The request » All lines featuring the string "program" are to be listed.

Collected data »
_ _ _
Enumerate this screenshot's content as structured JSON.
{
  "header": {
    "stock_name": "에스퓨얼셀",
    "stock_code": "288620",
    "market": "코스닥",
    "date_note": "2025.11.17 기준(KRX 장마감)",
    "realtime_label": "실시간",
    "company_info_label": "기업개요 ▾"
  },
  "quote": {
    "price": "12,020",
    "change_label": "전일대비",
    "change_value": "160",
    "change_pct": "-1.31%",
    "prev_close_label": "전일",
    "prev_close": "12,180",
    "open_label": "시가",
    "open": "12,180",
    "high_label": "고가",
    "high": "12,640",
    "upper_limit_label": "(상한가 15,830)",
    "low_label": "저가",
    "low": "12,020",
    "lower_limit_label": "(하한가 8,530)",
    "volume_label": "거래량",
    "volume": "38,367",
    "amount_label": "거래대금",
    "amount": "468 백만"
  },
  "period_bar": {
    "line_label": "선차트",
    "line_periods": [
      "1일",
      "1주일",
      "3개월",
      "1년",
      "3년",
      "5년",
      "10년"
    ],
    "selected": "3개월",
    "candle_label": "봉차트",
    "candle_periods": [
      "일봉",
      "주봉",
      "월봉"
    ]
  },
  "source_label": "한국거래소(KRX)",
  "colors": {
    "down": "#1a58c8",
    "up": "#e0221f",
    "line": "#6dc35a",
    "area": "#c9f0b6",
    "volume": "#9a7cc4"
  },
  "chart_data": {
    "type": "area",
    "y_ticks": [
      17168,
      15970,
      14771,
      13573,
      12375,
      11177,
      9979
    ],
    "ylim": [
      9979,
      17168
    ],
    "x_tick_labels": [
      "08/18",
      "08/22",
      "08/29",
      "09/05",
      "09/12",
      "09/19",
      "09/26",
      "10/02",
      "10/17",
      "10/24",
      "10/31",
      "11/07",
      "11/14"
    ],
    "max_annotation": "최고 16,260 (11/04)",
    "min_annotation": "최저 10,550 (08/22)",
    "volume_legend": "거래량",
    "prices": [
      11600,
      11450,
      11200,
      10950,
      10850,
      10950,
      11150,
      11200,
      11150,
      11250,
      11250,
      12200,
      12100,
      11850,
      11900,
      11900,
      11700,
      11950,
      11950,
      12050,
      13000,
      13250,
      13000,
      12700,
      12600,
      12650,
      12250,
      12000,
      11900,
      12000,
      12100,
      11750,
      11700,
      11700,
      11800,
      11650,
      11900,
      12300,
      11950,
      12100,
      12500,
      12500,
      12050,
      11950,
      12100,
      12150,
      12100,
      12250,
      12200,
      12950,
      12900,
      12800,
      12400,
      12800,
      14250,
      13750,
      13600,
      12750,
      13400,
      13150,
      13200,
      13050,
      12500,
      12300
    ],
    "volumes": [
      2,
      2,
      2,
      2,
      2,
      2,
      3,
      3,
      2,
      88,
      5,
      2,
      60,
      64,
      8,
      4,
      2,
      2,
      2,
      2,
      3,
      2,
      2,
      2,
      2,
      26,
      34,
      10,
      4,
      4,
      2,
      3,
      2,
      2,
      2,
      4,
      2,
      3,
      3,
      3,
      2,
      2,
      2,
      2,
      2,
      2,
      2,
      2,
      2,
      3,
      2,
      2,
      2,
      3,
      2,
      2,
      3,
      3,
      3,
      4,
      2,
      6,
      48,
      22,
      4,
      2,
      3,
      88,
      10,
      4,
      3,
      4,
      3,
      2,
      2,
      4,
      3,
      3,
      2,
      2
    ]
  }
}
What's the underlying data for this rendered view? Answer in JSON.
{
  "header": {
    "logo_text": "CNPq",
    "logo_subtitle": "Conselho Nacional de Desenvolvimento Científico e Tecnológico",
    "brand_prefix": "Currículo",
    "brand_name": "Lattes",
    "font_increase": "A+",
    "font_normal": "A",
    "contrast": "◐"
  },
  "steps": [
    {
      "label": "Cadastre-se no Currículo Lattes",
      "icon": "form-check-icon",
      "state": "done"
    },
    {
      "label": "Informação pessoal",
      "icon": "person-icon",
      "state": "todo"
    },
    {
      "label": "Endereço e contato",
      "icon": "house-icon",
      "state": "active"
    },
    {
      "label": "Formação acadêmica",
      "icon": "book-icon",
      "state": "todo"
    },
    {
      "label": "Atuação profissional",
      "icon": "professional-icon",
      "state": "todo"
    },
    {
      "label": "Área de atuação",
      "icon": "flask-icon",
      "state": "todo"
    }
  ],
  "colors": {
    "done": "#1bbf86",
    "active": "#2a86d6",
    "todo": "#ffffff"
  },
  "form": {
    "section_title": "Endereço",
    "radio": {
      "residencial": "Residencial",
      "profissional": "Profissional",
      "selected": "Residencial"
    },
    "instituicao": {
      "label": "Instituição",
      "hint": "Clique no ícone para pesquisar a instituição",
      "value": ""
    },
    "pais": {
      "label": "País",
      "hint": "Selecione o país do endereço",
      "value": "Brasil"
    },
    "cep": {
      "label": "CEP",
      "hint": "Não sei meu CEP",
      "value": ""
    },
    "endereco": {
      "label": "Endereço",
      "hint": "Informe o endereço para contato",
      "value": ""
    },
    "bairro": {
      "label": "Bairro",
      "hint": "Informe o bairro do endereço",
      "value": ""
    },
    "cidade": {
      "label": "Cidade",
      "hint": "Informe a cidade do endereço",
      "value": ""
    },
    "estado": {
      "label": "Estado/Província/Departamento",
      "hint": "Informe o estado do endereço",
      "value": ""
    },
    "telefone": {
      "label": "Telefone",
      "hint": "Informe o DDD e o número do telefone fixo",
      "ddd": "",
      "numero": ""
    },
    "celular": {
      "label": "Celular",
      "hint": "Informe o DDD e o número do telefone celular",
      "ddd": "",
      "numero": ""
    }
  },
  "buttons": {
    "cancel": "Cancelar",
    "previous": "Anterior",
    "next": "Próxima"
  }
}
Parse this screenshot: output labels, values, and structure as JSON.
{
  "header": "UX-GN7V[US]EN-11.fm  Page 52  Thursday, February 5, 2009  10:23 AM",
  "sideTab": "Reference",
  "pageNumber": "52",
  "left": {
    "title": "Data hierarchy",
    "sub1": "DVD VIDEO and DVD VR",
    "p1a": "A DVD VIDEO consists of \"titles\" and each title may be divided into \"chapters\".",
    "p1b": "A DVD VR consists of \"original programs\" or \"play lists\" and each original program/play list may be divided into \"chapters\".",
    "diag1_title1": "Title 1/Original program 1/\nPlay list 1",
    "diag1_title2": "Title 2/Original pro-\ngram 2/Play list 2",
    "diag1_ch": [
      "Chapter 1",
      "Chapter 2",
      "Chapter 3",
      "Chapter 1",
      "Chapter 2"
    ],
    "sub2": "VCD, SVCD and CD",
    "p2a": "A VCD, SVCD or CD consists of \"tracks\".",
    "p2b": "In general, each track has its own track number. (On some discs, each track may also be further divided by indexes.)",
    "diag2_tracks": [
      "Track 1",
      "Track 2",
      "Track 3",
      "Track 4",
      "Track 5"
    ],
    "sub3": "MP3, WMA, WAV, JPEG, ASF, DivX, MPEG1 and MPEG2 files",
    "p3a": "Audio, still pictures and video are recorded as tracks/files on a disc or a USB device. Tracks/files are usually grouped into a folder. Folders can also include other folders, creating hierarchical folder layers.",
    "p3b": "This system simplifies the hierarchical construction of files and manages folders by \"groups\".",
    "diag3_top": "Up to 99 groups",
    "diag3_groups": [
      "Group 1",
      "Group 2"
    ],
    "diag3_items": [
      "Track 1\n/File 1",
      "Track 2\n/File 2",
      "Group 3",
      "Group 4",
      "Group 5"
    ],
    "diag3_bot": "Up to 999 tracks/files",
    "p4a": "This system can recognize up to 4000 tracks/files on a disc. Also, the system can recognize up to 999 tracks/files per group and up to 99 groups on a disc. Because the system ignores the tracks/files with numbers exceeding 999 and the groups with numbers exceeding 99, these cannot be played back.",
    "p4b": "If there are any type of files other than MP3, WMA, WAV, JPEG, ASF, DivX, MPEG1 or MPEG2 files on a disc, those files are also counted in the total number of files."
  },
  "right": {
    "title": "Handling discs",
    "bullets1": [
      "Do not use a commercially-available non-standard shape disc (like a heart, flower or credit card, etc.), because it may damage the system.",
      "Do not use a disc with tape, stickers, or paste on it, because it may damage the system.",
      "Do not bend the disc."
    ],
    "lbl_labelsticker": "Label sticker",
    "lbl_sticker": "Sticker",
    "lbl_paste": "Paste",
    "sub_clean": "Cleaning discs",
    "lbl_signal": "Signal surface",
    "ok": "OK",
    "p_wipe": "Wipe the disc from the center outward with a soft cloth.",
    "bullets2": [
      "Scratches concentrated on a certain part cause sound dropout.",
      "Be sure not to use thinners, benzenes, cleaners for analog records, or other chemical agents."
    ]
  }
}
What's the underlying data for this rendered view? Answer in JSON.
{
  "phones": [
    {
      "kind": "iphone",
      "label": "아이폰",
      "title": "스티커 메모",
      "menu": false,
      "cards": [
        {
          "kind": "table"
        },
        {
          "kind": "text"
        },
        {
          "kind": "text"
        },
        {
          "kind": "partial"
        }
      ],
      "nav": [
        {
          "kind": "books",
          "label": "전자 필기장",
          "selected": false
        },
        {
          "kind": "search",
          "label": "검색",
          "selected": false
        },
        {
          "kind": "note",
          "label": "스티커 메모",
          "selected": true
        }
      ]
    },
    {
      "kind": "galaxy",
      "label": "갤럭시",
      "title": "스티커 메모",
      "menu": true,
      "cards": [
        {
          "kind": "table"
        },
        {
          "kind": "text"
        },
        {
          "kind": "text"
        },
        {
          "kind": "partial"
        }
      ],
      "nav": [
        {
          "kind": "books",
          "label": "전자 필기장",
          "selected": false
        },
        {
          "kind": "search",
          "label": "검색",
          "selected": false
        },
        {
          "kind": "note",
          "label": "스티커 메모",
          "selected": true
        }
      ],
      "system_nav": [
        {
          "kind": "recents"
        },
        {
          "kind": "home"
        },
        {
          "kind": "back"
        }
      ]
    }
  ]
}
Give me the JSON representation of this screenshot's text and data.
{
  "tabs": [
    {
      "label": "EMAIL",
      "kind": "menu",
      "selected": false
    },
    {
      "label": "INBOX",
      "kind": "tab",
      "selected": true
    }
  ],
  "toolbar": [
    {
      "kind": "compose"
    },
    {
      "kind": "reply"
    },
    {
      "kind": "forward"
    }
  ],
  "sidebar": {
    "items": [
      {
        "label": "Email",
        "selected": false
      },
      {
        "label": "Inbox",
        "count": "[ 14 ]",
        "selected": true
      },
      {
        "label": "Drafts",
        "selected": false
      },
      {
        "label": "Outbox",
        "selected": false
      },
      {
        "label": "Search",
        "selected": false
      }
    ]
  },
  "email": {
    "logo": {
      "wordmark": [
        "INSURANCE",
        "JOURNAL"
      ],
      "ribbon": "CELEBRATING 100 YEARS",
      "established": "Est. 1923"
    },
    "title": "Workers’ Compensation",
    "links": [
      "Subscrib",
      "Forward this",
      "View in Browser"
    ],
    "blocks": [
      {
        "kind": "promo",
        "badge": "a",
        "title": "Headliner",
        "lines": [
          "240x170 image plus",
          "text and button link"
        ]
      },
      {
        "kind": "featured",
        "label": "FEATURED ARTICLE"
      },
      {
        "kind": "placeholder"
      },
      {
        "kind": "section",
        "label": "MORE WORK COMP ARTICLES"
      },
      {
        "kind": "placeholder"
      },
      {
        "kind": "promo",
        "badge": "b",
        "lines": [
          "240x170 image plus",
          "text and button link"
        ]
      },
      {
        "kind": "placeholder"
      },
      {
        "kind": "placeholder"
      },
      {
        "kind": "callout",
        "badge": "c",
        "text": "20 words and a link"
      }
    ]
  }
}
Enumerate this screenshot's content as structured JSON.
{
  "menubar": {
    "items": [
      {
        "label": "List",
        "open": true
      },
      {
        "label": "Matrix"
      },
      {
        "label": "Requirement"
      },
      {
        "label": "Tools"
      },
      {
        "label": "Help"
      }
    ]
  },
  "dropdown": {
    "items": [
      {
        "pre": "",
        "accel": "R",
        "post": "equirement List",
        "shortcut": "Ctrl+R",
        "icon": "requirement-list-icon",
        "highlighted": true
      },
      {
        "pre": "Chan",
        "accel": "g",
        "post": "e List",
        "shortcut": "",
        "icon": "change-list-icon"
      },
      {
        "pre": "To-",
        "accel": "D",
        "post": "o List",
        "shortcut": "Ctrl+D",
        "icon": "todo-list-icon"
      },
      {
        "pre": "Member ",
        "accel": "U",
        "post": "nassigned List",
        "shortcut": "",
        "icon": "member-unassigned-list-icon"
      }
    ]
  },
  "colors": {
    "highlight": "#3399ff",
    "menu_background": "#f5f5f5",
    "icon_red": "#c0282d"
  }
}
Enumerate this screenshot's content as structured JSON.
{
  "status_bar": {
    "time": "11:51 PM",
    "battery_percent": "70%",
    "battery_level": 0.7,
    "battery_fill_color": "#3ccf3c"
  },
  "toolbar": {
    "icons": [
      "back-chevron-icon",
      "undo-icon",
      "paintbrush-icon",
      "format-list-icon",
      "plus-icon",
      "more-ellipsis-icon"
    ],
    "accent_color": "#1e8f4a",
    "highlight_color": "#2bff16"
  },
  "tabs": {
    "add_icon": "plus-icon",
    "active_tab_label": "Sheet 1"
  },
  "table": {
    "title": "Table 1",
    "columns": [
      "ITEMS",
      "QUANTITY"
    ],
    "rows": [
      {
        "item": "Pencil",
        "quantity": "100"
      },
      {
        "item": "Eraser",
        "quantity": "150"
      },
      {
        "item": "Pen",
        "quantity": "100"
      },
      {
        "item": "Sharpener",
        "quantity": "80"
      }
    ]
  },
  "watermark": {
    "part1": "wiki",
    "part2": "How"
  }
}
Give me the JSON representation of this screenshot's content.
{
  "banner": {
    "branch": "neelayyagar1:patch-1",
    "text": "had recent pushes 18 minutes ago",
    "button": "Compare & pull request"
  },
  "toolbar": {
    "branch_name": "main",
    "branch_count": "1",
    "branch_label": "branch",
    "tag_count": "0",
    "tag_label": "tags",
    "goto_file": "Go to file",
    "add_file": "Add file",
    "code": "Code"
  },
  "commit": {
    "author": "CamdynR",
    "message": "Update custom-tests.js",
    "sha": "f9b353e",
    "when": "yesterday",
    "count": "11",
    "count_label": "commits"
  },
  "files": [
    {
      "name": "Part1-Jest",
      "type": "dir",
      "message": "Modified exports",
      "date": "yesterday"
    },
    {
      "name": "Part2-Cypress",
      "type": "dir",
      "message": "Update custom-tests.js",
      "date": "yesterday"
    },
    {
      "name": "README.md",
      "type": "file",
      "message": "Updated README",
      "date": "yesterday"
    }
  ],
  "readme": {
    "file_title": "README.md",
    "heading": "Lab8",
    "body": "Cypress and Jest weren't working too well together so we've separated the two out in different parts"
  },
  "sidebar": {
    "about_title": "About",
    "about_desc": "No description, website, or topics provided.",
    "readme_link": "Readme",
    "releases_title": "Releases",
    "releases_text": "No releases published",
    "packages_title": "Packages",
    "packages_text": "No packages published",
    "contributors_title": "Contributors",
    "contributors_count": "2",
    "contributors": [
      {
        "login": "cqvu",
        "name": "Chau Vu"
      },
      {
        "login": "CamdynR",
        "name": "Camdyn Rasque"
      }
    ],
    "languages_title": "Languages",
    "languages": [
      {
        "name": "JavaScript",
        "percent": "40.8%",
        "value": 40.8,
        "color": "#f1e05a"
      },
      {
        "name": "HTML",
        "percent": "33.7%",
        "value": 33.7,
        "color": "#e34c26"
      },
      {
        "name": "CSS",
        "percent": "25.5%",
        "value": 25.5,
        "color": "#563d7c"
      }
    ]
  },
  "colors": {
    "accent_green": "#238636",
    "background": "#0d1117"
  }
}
_ _ _
Output of the exercise »
    "p1b": "A DVD VR consists of \"original programs\" or \"play lists\" and each original program/play list may be divided into \"chapters\".",
    "diag1_title1": "Title 1/Original program 1/\nPlay list 1",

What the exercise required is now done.